**Requirements**:
Below is some material; set it all down exactly, apart from the pictures.

Recorded data:
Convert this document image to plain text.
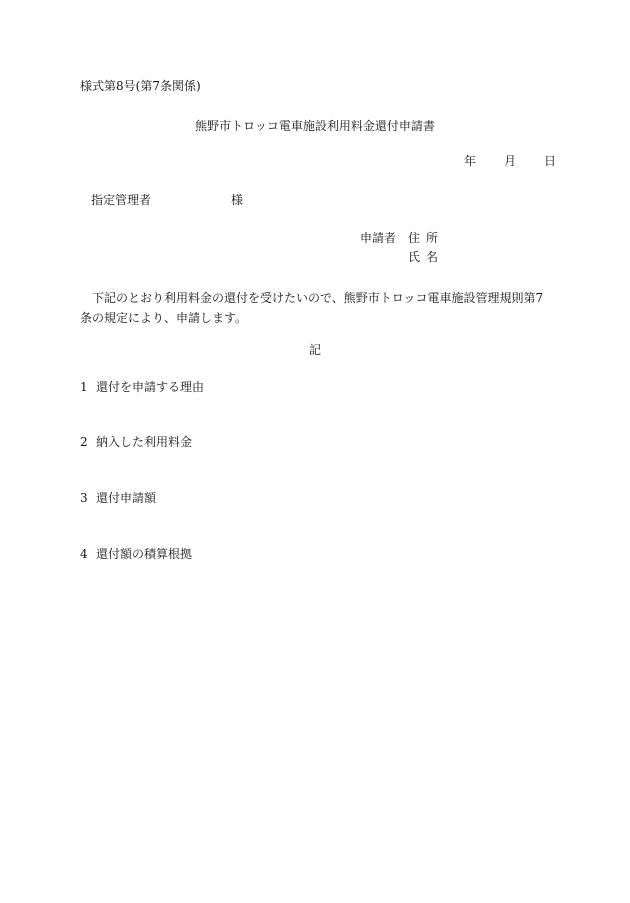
様式第8号(第7条関係)
熊野市トロッコ電車施設利用料金還付申請書
年 月 日
指定管理者	様
申請者 住所
氏名
下記のとおり利用料金の還付を受けたいので、熊野市トロッコ電車施設管理規則第7条の規定により、申請します。
記
1 還付を申請する理由
2 納入した利用料金
3 還付申請額
4 還付額の積算根拠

**Result of this exercise**:
Convert this document image to plain text.
様式第8号(第7条関係)
熊野市トロッコ電車施設利用料金還付申請書
年 月 日
指定管理者	様
申請者 住所
氏名
下記のとおり利用料金の還付を受けたいので、熊野市トロッコ電車施設管理規則第7条の規定により、申請します。
記
1 還付を申請する理由
2 納入した利用料金
3 還付申請額
4 還付額の積算根拠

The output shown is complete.